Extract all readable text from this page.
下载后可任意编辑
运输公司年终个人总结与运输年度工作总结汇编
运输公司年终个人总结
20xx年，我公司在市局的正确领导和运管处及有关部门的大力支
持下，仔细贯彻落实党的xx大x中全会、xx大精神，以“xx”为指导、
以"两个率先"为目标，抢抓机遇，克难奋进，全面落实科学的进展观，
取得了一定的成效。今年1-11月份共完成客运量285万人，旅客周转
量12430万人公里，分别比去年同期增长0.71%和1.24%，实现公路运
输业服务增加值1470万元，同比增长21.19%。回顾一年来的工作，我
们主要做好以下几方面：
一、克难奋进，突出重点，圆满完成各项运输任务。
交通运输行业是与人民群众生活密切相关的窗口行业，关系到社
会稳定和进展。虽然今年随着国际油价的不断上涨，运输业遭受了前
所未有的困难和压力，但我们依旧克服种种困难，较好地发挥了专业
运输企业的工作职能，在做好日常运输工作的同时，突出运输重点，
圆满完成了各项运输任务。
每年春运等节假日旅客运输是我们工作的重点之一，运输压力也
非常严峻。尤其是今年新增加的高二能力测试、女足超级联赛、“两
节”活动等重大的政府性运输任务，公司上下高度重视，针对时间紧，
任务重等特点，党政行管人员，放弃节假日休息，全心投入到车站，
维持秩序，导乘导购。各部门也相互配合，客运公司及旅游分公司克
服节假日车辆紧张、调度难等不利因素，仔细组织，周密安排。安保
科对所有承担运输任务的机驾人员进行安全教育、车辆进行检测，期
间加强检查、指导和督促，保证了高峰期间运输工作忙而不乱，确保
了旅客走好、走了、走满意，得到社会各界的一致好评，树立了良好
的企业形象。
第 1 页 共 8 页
::::::
_Required work_
Write the data from above out again, exactly.

_Final result_
Extract all readable text from this page.
下载后可任意编辑
运输公司年终个人总结与运输年度工作总结汇编
运输公司年终个人总结
20xx年，我公司在市局的正确领导和运管处及有关部门的大力支
持下，仔细贯彻落实党的xx大x中全会、xx大精神，以“xx”为指导、
以"两个率先"为目标，抢抓机遇，克难奋进，全面落实科学的进展观，
取得了一定的成效。今年1-11月份共完成客运量285万人，旅客周转
量12430万人公里，分别比去年同期增长0.71%和1.24%，实现公路运
输业服务增加值1470万元，同比增长21.19%。回顾一年来的工作，我
们主要做好以下几方面：
一、克难奋进，突出重点，圆满完成各项运输任务。
交通运输行业是与人民群众生活密切相关的窗口行业，关系到社
会稳定和进展。虽然今年随着国际油价的不断上涨，运输业遭受了前
所未有的困难和压力，但我们依旧克服种种困难，较好地发挥了专业
运输企业的工作职能，在做好日常运输工作的同时，突出运输重点，
圆满完成了各项运输任务。
每年春运等节假日旅客运输是我们工作的重点之一，运输压力也
非常严峻。尤其是今年新增加的高二能力测试、女足超级联赛、“两
节”活动等重大的政府性运输任务，公司上下高度重视，针对时间紧，
任务重等特点，党政行管人员，放弃节假日休息，全心投入到车站，
维持秩序，导乘导购。各部门也相互配合，客运公司及旅游分公司克
服节假日车辆紧张、调度难等不利因素，仔细组织，周密安排。安保
科对所有承担运输任务的机驾人员进行安全教育、车辆进行检测，期
间加强检查、指导和督促，保证了高峰期间运输工作忙而不乱，确保
了旅客走好、走了、走满意，得到社会各界的一致好评，树立了良好
的企业形象。
第 1 页 共 8 页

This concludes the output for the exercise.